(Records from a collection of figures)

....................

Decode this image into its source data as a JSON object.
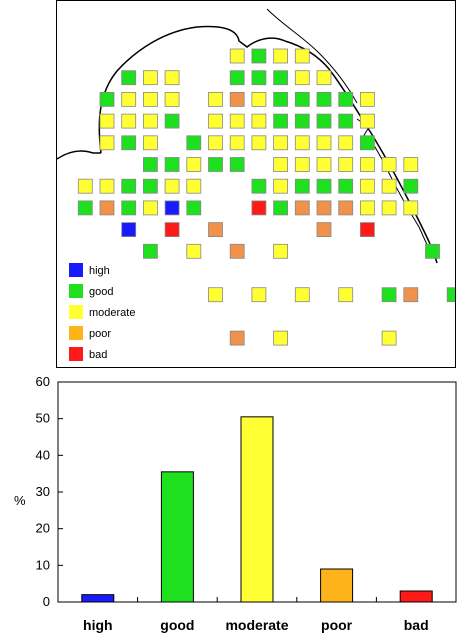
{
  "colors": {
    "high": "#1a1aff",
    "good": "#1fe01f",
    "moderate": "#ffff33",
    "poor": "#ffb31a",
    "poor_map": "#f0924a",
    "bad": "#ff1a1a"
  },
  "map": {
    "legend": [
      {
        "label": "high",
        "color_key": "high"
      },
      {
        "label": "good",
        "color_key": "good"
      },
      {
        "label": "moderate",
        "color_key": "moderate"
      },
      {
        "label": "poor",
        "color_key": "poor"
      },
      {
        "label": "bad",
        "color_key": "bad"
      }
    ],
    "stations": [
      {
        "col": 6,
        "row": 0,
        "status": "moderate"
      },
      {
        "col": 7,
        "row": 0,
        "status": "good"
      },
      {
        "col": 8,
        "row": 0,
        "status": "moderate"
      },
      {
        "col": 9,
        "row": 0,
        "status": "moderate"
      },
      {
        "col": 1,
        "row": 1,
        "status": "good"
      },
      {
        "col": 2,
        "row": 1,
        "status": "moderate"
      },
      {
        "col": 3,
        "row": 1,
        "status": "moderate"
      },
      {
        "col": 6,
        "row": 1,
        "status": "good"
      },
      {
        "col": 7,
        "row": 1,
        "status": "good"
      },
      {
        "col": 8,
        "row": 1,
        "status": "good"
      },
      {
        "col": 9,
        "row": 1,
        "status": "moderate"
      },
      {
        "col": 10,
        "row": 1,
        "status": "moderate"
      },
      {
        "col": 0,
        "row": 2,
        "status": "good"
      },
      {
        "col": 1,
        "row": 2,
        "status": "moderate"
      },
      {
        "col": 2,
        "row": 2,
        "status": "moderate"
      },
      {
        "col": 3,
        "row": 2,
        "status": "moderate"
      },
      {
        "col": 5,
        "row": 2,
        "status": "moderate"
      },
      {
        "col": 6,
        "row": 2,
        "status": "poor"
      },
      {
        "col": 7,
        "row": 2,
        "status": "moderate"
      },
      {
        "col": 8,
        "row": 2,
        "status": "good"
      },
      {
        "col": 9,
        "row": 2,
        "status": "good"
      },
      {
        "col": 10,
        "row": 2,
        "status": "good"
      },
      {
        "col": 11,
        "row": 2,
        "status": "good"
      },
      {
        "col": 12,
        "row": 2,
        "status": "moderate"
      },
      {
        "col": 0,
        "row": 3,
        "status": "moderate"
      },
      {
        "col": 1,
        "row": 3,
        "status": "moderate"
      },
      {
        "col": 2,
        "row": 3,
        "status": "moderate"
      },
      {
        "col": 3,
        "row": 3,
        "status": "good"
      },
      {
        "col": 5,
        "row": 3,
        "status": "moderate"
      },
      {
        "col": 6,
        "row": 3,
        "status": "moderate"
      },
      {
        "col": 7,
        "row": 3,
        "status": "moderate"
      },
      {
        "col": 8,
        "row": 3,
        "status": "good"
      },
      {
        "col": 9,
        "row": 3,
        "status": "good"
      },
      {
        "col": 10,
        "row": 3,
        "status": "good"
      },
      {
        "col": 11,
        "row": 3,
        "status": "good"
      },
      {
        "col": 12,
        "row": 3,
        "status": "moderate"
      },
      {
        "col": 0,
        "row": 4,
        "status": "moderate"
      },
      {
        "col": 1,
        "row": 4,
        "status": "good"
      },
      {
        "col": 2,
        "row": 4,
        "status": "moderate"
      },
      {
        "col": 4,
        "row": 4,
        "status": "good"
      },
      {
        "col": 5,
        "row": 4,
        "status": "moderate"
      },
      {
        "col": 6,
        "row": 4,
        "status": "moderate"
      },
      {
        "col": 7,
        "row": 4,
        "status": "moderate"
      },
      {
        "col": 8,
        "row": 4,
        "status": "moderate"
      },
      {
        "col": 9,
        "row": 4,
        "status": "moderate"
      },
      {
        "col": 10,
        "row": 4,
        "status": "moderate"
      },
      {
        "col": 11,
        "row": 4,
        "status": "moderate"
      },
      {
        "col": 12,
        "row": 4,
        "status": "good"
      },
      {
        "col": 2,
        "row": 5,
        "status": "good"
      },
      {
        "col": 3,
        "row": 5,
        "status": "good"
      },
      {
        "col": 4,
        "row": 5,
        "status": "moderate"
      },
      {
        "col": 5,
        "row": 5,
        "status": "good"
      },
      {
        "col": 6,
        "row": 5,
        "status": "good"
      },
      {
        "col": 8,
        "row": 5,
        "status": "moderate"
      },
      {
        "col": 9,
        "row": 5,
        "status": "moderate"
      },
      {
        "col": 10,
        "row": 5,
        "status": "moderate"
      },
      {
        "col": 11,
        "row": 5,
        "status": "moderate"
      },
      {
        "col": 12,
        "row": 5,
        "status": "moderate"
      },
      {
        "col": 13,
        "row": 5,
        "status": "moderate"
      },
      {
        "col": 14,
        "row": 5,
        "status": "moderate"
      },
      {
        "col": -1,
        "row": 6,
        "status": "moderate"
      },
      {
        "col": 0,
        "row": 6,
        "status": "moderate"
      },
      {
        "col": 1,
        "row": 6,
        "status": "good"
      },
      {
        "col": 2,
        "row": 6,
        "status": "good"
      },
      {
        "col": 3,
        "row": 6,
        "status": "moderate"
      },
      {
        "col": 4,
        "row": 6,
        "status": "moderate"
      },
      {
        "col": 7,
        "row": 6,
        "status": "good"
      },
      {
        "col": 8,
        "row": 6,
        "status": "moderate"
      },
      {
        "col": 9,
        "row": 6,
        "status": "good"
      },
      {
        "col": 10,
        "row": 6,
        "status": "good"
      },
      {
        "col": 11,
        "row": 6,
        "status": "good"
      },
      {
        "col": 12,
        "row": 6,
        "status": "moderate"
      },
      {
        "col": 13,
        "row": 6,
        "status": "moderate"
      },
      {
        "col": 14,
        "row": 6,
        "status": "good"
      },
      {
        "col": -1,
        "row": 7,
        "status": "good"
      },
      {
        "col": 0,
        "row": 7,
        "status": "poor"
      },
      {
        "col": 1,
        "row": 7,
        "status": "good"
      },
      {
        "col": 2,
        "row": 7,
        "status": "moderate"
      },
      {
        "col": 3,
        "row": 7,
        "status": "high"
      },
      {
        "col": 4,
        "row": 7,
        "status": "good"
      },
      {
        "col": 7,
        "row": 7,
        "status": "bad"
      },
      {
        "col": 8,
        "row": 7,
        "status": "good"
      },
      {
        "col": 9,
        "row": 7,
        "status": "poor"
      },
      {
        "col": 10,
        "row": 7,
        "status": "poor"
      },
      {
        "col": 11,
        "row": 7,
        "status": "poor"
      },
      {
        "col": 12,
        "row": 7,
        "status": "moderate"
      },
      {
        "col": 13,
        "row": 7,
        "status": "moderate"
      },
      {
        "col": 14,
        "row": 7,
        "status": "moderate"
      },
      {
        "col": 1,
        "row": 8,
        "status": "high"
      },
      {
        "col": 3,
        "row": 8,
        "status": "bad"
      },
      {
        "col": 5,
        "row": 8,
        "status": "poor"
      },
      {
        "col": 10,
        "row": 8,
        "status": "poor"
      },
      {
        "col": 12,
        "row": 8,
        "status": "bad"
      },
      {
        "col": 2,
        "row": 9,
        "status": "good"
      },
      {
        "col": 4,
        "row": 9,
        "status": "moderate"
      },
      {
        "col": 6,
        "row": 9,
        "status": "poor"
      },
      {
        "col": 8,
        "row": 9,
        "status": "moderate"
      },
      {
        "col": 15,
        "row": 9,
        "status": "good"
      },
      {
        "col": 5,
        "row": 11,
        "status": "moderate"
      },
      {
        "col": 7,
        "row": 11,
        "status": "moderate"
      },
      {
        "col": 9,
        "row": 11,
        "status": "moderate"
      },
      {
        "col": 11,
        "row": 11,
        "status": "moderate"
      },
      {
        "col": 13,
        "row": 11,
        "status": "good"
      },
      {
        "col": 14,
        "row": 11,
        "status": "poor"
      },
      {
        "col": 16,
        "row": 11,
        "status": "good"
      },
      {
        "col": 6,
        "row": 13,
        "status": "poor"
      },
      {
        "col": 8,
        "row": 13,
        "status": "moderate"
      },
      {
        "col": 13,
        "row": 13,
        "status": "moderate"
      }
    ]
  },
  "chart_data": {
    "type": "bar",
    "categories": [
      "high",
      "good",
      "moderate",
      "poor",
      "bad"
    ],
    "values": [
      2,
      35.5,
      50.5,
      9,
      3
    ],
    "bar_color_keys": [
      "high",
      "good",
      "moderate",
      "poor",
      "bad"
    ],
    "ylabel": "%",
    "ylim": [
      0,
      60
    ],
    "yticks": [
      "0",
      "10",
      "20",
      "30",
      "40",
      "50",
      "60"
    ],
    "grid": false
  }
}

....................

▶ [THE PROBLEM] Which lines contain the word "high"? Copy each of them.

▶ [PROBLEM SOLUTION]
    "high": "#1a1aff",
        "label": "high",
        "color_key": "high"
        "status": "high"
        "status": "high"
      "high",
      "high",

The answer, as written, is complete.